### Textausschnitt:
▬▬▬▬▬▬

Der neuentwickelte Sensorchip gibt die Daten an ein Empfangsgerät weiter, welches der Patient bei sich trägt. Dieses übermittelt die Daten an den Arzt, der daraufhin über Therapien oder eine Operation entscheidet. Das würde den Aufwand erheblich verringern. Kontrollbesuche, Röntgenuntersuchungen und Tomografien wären nicht mehr notwendig, und der Tumor wäre trotzdem weit feinmaschiger beobachtet als bisher. Auch nach einer Operation könnte so der Erfolg überwacht werden: Bildet sich ein neuer Tumor, schlägt der Chip Alarm.

▬▬▬▬▬▬

### Auszüge der Datensätze:
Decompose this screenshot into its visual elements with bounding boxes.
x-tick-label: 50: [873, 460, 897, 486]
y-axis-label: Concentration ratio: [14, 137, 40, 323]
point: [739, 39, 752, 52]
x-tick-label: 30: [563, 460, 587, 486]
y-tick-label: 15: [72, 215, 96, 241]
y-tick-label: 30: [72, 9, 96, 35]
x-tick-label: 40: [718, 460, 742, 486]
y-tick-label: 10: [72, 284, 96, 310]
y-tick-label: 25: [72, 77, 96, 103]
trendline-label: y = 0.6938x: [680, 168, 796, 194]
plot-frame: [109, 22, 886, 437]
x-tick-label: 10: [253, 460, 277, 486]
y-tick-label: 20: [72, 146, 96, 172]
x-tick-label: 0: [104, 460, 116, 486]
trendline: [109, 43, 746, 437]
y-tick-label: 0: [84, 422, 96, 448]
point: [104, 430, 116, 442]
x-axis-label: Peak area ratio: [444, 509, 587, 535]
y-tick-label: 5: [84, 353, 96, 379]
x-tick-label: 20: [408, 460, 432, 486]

▬▬▬▬▬▬

### Zu erledigende Aufgaben:
#1 Nennen Sie alle Maßnahmen, die laut dem Textausschnitt über den Sensorchip nicht mehr notwendig wären.
#2 Geben Sie den Textausschnitt über den Sensorchip von „Der neuentwickelte Sensorchip“ bis „der Chip Alarm.“ wortgetreu wieder.
Die Datensätze stammen aus einer anderen Quelle als der Textausschnitt.

### Antworten je Aufgabe:
#1 Kontrollbesuche, Röntgenuntersuchungen, Tomografien

#2
Der neuentwickelte Sensorchip gibt die Daten an ein Empfangsgerät weiter, welches der Patient bei sich trägt. Dieses übermittelt die Daten an den Arzt, der daraufhin über Therapien oder eine Operation entscheidet. Das würde den Aufwand erheblich verringern. Kontrollbesuche, Röntgenuntersuchungen und Tomografien wären nicht mehr notwendig, und der Tumor wäre trotzdem weit feinmaschiger beobachtet als bisher. Auch nach einer Operation könnte so der Erfolg überwacht werden: Bildet sich ein neuer Tumor, schlägt der Chip Alarm.